== THE TASK ==
All entries below are to be set down again, identical to the source.

== RECORDS SUPPLIED ==

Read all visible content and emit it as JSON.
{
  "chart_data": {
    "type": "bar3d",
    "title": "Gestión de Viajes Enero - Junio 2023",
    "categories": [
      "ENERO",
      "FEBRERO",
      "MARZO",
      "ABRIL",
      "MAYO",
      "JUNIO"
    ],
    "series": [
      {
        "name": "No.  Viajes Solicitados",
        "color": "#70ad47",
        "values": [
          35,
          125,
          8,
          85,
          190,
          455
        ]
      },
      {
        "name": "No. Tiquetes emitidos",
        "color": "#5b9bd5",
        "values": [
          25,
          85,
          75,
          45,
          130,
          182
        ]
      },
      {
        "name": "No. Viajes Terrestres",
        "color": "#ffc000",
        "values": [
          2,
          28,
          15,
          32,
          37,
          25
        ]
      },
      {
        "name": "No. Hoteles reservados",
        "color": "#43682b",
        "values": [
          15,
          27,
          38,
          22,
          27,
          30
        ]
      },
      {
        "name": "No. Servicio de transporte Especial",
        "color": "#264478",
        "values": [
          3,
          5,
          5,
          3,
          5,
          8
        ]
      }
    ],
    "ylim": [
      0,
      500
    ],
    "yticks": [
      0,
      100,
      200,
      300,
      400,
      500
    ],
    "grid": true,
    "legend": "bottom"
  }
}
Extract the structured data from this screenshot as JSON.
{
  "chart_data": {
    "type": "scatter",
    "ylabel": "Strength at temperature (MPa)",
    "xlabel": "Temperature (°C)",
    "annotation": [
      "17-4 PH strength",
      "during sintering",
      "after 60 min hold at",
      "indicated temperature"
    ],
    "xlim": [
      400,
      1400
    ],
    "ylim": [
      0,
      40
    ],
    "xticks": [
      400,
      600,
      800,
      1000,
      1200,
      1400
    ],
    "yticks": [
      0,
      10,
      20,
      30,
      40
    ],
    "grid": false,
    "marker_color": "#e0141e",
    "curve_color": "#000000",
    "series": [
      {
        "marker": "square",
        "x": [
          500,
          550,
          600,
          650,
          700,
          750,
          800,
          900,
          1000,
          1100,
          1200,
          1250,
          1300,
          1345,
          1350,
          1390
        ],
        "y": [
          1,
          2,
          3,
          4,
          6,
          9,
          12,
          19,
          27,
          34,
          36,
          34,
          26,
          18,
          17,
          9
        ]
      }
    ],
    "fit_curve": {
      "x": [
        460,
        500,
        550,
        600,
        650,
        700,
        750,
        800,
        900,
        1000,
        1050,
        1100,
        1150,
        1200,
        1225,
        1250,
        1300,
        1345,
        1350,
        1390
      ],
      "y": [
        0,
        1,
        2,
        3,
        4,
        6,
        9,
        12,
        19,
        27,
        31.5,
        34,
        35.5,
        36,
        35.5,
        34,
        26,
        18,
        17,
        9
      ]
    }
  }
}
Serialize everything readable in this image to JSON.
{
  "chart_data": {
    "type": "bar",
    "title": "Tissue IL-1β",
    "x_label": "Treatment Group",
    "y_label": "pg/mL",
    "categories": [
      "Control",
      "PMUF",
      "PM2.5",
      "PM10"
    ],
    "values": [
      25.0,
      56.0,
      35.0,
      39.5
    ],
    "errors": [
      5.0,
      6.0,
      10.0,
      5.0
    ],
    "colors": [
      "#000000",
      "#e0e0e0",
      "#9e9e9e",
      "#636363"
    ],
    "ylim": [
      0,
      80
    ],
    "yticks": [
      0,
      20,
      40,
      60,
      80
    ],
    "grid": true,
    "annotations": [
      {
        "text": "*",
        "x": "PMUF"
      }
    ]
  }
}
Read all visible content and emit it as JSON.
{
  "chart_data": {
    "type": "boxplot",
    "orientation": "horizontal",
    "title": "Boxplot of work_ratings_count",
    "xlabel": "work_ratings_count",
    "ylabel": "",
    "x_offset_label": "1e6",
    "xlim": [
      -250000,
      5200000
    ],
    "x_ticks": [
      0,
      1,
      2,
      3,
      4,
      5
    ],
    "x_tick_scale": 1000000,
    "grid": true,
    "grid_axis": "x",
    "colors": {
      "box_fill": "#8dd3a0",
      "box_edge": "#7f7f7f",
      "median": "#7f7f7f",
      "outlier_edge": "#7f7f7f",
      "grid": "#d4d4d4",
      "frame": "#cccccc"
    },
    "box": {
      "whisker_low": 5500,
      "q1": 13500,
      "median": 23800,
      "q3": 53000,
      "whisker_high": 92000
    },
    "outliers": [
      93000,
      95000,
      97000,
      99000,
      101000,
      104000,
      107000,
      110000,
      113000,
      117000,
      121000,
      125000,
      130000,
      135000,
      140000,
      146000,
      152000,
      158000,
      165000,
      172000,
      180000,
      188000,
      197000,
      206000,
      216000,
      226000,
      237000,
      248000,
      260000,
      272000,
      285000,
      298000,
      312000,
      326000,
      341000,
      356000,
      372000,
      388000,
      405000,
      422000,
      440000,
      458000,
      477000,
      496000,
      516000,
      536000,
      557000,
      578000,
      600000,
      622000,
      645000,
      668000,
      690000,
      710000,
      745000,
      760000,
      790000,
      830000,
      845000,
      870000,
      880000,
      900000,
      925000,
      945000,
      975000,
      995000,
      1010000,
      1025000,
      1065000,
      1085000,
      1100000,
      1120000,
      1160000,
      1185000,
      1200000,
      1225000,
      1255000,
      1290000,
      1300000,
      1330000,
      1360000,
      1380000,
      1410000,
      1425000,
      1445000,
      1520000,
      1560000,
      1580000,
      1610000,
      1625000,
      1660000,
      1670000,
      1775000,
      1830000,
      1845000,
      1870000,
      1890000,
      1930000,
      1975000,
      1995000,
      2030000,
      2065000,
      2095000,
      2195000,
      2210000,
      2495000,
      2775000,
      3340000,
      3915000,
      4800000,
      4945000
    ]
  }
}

== WORKED SOLUTION ==
Read all visible content and emit it as JSON.
{
  "chart_data": {
    "type": "bar3d",
    "title": "Gestión de Viajes Enero - Junio 2023",
    "categories": [
      "ENERO",
      "FEBRERO",
      "MARZO",
      "ABRIL",
      "MAYO",
      "JUNIO"
    ],
    "series": [
      {
        "name": "No.  Viajes Solicitados",
        "color": "#70ad47",
        "values": [
          35,
          125,
          8,
          85,
          190,
          455
        ]
      },
      {
        "name": "No. Tiquetes emitidos",
        "color": "#5b9bd5",
        "values": [
          25,
          85,
          75,
          45,
          130,
          182
        ]
      },
      {
        "name": "No. Viajes Terrestres",
        "color": "#ffc000",
        "values": [
          2,
          28,
          15,
          32,
          37,
          25
        ]
      },
      {
        "name": "No. Hoteles reservados",
        "color": "#43682b",
        "values": [
          15,
          27,
          38,
          22,
          27,
          30
        ]
      },
      {
        "name": "No. Servicio de transporte Especial",
        "color": "#264478",
        "values": [
          3,
          5,
          5,
          3,
          5,
          8
        ]
      }
    ],
    "ylim": [
      0,
      500
    ],
    "yticks": [
      0,
      100,
      200,
      300,
      400,
      500
    ],
    "grid": true,
    "legend": "bottom"
  }
}
Extract the structured data from this screenshot as JSON.
{
  "chart_data": {
    "type": "scatter",
    "ylabel": "Strength at temperature (MPa)",
    "xlabel": "Temperature (°C)",
    "annotation": [
      "17-4 PH strength",
      "during sintering",
      "after 60 min hold at",
      "indicated temperature"
    ],
    "xlim": [
      400,
      1400
    ],
    "ylim": [
      0,
      40
    ],
    "xticks": [
      400,
      600,
      800,
      1000,
      1200,
      1400
    ],
    "yticks": [
      0,
      10,
      20,
      30,
      40
    ],
    "grid": false,
    "marker_color": "#e0141e",
    "curve_color": "#000000",
    "series": [
      {
        "marker": "square",
        "x": [
          500,
          550,
          600,
          650,
          700,
          750,
          800,
          900,
          1000,
          1100,
          1200,
          1250,
          1300,
          1345,
          1350,
          1390
        ],
        "y": [
          1,
          2,
          3,
          4,
          6,
          9,
          12,
          19,
          27,
          34,
          36,
          34,
          26,
          18,
          17,
          9
        ]
      }
    ],
    "fit_curve": {
      "x": [
        460,
        500,
        550,
        600,
        650,
        700,
        750,
        800,
        900,
        1000,
        1050,
        1100,
        1150,
        1200,
        1225,
        1250,
        1300,
        1345,
        1350,
        1390
      ],
      "y": [
        0,
        1,
        2,
        3,
        4,
        6,
        9,
        12,
        19,
        27,
        31.5,
        34,
        35.5,
        36,
        35.5,
        34,
        26,
        18,
        17,
        9
      ]
    }
  }
}
Serialize everything readable in this image to JSON.
{
  "chart_data": {
    "type": "bar",
    "title": "Tissue IL-1β",
    "x_label": "Treatment Group",
    "y_label": "pg/mL",
    "categories": [
      "Control",
      "PMUF",
      "PM2.5",
      "PM10"
    ],
    "values": [
      25.0,
      56.0,
      35.0,
      39.5
    ],
    "errors": [
      5.0,
      6.0,
      10.0,
      5.0
    ],
    "colors": [
      "#000000",
      "#e0e0e0",
      "#9e9e9e",
      "#636363"
    ],
    "ylim": [
      0,
      80
    ],
    "yticks": [
      0,
      20,
      40,
      60,
      80
    ],
    "grid": true,
    "annotations": [
      {
        "text": "*",
        "x": "PMUF"
      }
    ]
  }
}
Read all visible content and emit it as JSON.
{
  "chart_data": {
    "type": "boxplot",
    "orientation": "horizontal",
    "title": "Boxplot of work_ratings_count",
    "xlabel": "work_ratings_count",
    "ylabel": "",
    "x_offset_label": "1e6",
    "xlim": [
      -250000,
      5200000
    ],
    "x_ticks": [
      0,
      1,
      2,
      3,
      4,
      5
    ],
    "x_tick_scale": 1000000,
    "grid": true,
    "grid_axis": "x",
    "colors": {
      "box_fill": "#8dd3a0",
      "box_edge": "#7f7f7f",
      "median": "#7f7f7f",
      "outlier_edge": "#7f7f7f",
      "grid": "#d4d4d4",
      "frame": "#cccccc"
    },
    "box": {
      "whisker_low": 5500,
      "q1": 13500,
      "median": 23800,
      "q3": 53000,
      "whisker_high": 92000
    },
    "outliers": [
      93000,
      95000,
      97000,
      99000,
      101000,
      104000,
      107000,
      110000,
      113000,
      117000,
      121000,
      125000,
      130000,
      135000,
      140000,
      146000,
      152000,
      158000,
      165000,
      172000,
      180000,
      188000,
      197000,
      206000,
      216000,
      226000,
      237000,
      248000,
      260000,
      272000,
      285000,
      298000,
      312000,
      326000,
      341000,
      356000,
      372000,
      388000,
      405000,
      422000,
      440000,
      458000,
      477000,
      496000,
      516000,
      536000,
      557000,
      578000,
      600000,
      622000,
      645000,
      668000,
      690000,
      710000,
      745000,
      760000,
      790000,
      830000,
      845000,
      870000,
      880000,
      900000,
      925000,
      945000,
      975000,
      995000,
      1010000,
      1025000,
      1065000,
      1085000,
      1100000,
      1120000,
      1160000,
      1185000,
      1200000,
      1225000,
      1255000,
      1290000,
      1300000,
      1330000,
      1360000,
      1380000,
      1410000,
      1425000,
      1445000,
      1520000,
      1560000,
      1580000,
      1610000,
      1625000,
      1660000,
      1670000,
      1775000,
      1830000,
      1845000,
      1870000,
      1890000,
      1930000,
      1975000,
      1995000,
      2030000,
      2065000,
      2095000,
      2195000,
      2210000,
      2495000,
      2775000,
      3340000,
      3915000,
      4800000,
      4945000
    ]
  }
}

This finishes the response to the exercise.